--- SHORT TASK ---
Write out every line below that includes the word "segundo".

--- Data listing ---
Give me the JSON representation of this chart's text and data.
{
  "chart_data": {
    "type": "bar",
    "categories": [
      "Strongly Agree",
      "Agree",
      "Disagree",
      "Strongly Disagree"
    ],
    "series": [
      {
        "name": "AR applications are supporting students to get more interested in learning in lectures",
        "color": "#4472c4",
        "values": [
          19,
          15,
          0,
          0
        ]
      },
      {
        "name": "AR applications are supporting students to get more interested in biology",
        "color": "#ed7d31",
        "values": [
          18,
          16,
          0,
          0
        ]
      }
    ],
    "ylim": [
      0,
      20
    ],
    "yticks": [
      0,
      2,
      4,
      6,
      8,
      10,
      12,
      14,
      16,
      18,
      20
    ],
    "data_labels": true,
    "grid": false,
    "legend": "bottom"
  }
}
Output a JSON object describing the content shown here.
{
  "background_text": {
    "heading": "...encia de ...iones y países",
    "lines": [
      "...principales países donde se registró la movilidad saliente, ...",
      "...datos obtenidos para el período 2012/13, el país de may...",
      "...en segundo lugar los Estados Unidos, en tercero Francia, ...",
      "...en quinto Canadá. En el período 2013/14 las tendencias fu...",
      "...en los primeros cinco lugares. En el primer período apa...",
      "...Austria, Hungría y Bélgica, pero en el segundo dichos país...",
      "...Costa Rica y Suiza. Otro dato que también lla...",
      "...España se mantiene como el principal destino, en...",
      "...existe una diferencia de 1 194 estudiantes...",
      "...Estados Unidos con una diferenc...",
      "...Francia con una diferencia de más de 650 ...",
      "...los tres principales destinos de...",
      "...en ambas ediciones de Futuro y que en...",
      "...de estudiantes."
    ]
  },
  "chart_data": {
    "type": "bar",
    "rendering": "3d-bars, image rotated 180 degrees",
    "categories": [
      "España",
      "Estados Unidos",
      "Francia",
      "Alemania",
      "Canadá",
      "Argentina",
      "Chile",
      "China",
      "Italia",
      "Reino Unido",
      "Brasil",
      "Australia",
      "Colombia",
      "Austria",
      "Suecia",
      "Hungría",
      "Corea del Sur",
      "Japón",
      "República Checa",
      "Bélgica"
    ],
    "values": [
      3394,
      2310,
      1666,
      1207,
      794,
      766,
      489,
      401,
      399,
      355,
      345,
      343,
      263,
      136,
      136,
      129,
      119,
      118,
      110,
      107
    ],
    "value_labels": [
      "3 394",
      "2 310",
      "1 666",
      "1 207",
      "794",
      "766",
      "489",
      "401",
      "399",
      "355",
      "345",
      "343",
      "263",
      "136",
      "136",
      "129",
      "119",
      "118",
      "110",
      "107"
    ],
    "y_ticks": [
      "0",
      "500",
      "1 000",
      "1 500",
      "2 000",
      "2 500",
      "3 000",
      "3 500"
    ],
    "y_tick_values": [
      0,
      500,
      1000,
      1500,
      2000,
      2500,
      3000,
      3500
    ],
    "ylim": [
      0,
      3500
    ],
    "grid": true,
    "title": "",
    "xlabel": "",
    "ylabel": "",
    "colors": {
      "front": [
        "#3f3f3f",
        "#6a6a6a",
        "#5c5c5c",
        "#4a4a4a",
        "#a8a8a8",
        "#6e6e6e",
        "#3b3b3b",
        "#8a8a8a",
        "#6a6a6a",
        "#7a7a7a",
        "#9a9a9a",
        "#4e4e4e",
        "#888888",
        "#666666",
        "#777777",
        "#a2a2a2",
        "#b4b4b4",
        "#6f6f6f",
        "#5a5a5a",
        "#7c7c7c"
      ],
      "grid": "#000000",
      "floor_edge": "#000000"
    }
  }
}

--- RESULT ---
      "...en segundo lugar los Estados Unidos, en tercero Francia, ...",
      "...Austria, Hungría y Bélgica, pero en el segundo dichos país...",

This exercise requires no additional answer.